(Extracted records)
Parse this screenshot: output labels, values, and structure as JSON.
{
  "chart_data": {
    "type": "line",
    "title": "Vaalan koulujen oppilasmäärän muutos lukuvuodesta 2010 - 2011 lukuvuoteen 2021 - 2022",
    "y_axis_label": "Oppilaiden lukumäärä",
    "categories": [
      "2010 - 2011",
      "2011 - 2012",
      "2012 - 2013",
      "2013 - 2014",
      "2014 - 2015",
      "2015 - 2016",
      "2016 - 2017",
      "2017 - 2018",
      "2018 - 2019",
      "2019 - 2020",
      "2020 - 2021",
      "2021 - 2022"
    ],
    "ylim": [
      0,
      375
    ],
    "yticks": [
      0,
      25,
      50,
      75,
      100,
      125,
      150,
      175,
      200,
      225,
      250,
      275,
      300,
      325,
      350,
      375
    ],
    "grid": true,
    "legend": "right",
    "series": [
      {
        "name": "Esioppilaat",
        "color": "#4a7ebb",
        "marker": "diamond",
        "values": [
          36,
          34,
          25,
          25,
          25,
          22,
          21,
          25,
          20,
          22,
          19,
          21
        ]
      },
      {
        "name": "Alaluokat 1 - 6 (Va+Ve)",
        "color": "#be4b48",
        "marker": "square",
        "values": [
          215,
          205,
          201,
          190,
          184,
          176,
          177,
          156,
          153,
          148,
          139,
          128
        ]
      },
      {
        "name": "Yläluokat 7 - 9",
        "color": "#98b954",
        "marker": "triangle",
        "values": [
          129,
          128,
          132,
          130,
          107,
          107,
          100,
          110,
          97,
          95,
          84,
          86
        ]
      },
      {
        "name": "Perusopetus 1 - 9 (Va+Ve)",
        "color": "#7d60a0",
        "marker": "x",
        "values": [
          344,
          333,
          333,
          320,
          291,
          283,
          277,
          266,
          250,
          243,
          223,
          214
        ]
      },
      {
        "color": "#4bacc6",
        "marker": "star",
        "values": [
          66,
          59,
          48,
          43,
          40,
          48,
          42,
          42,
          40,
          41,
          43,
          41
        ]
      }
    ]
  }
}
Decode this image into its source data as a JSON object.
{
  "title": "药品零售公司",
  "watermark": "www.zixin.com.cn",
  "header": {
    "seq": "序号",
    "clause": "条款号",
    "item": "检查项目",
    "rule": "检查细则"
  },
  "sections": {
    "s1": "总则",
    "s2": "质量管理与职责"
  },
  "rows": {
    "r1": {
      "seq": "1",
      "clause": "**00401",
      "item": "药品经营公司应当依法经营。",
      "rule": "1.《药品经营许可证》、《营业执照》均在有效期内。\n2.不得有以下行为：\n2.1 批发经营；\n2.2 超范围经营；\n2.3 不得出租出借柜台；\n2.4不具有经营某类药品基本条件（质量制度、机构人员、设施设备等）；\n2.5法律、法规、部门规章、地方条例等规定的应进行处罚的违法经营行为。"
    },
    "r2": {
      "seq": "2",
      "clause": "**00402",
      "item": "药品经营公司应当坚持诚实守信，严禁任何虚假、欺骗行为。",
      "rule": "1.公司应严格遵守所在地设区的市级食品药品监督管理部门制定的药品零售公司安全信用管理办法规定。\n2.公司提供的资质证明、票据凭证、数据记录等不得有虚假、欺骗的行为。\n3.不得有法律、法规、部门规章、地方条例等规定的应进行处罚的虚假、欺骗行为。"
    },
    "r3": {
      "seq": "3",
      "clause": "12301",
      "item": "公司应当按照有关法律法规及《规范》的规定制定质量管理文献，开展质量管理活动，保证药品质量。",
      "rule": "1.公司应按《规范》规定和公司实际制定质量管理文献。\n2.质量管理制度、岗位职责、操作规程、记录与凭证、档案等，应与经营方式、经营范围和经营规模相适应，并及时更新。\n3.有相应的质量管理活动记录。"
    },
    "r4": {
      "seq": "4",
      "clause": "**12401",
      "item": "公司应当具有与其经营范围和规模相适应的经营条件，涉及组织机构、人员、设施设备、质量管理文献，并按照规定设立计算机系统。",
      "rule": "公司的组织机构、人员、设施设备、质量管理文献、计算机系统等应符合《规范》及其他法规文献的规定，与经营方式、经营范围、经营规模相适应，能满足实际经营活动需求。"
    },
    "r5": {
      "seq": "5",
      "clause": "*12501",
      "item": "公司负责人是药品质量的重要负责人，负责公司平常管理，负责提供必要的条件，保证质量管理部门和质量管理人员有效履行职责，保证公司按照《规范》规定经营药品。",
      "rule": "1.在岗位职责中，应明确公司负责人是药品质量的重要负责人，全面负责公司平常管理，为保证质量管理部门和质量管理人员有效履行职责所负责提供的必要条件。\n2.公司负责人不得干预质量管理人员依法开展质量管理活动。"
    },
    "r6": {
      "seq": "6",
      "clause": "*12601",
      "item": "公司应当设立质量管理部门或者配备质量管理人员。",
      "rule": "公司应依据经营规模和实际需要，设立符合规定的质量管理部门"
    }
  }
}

__Instructions for the task__:
Count up the lines in the listing that hold the word "marker", and give that number only.

__Result__:
5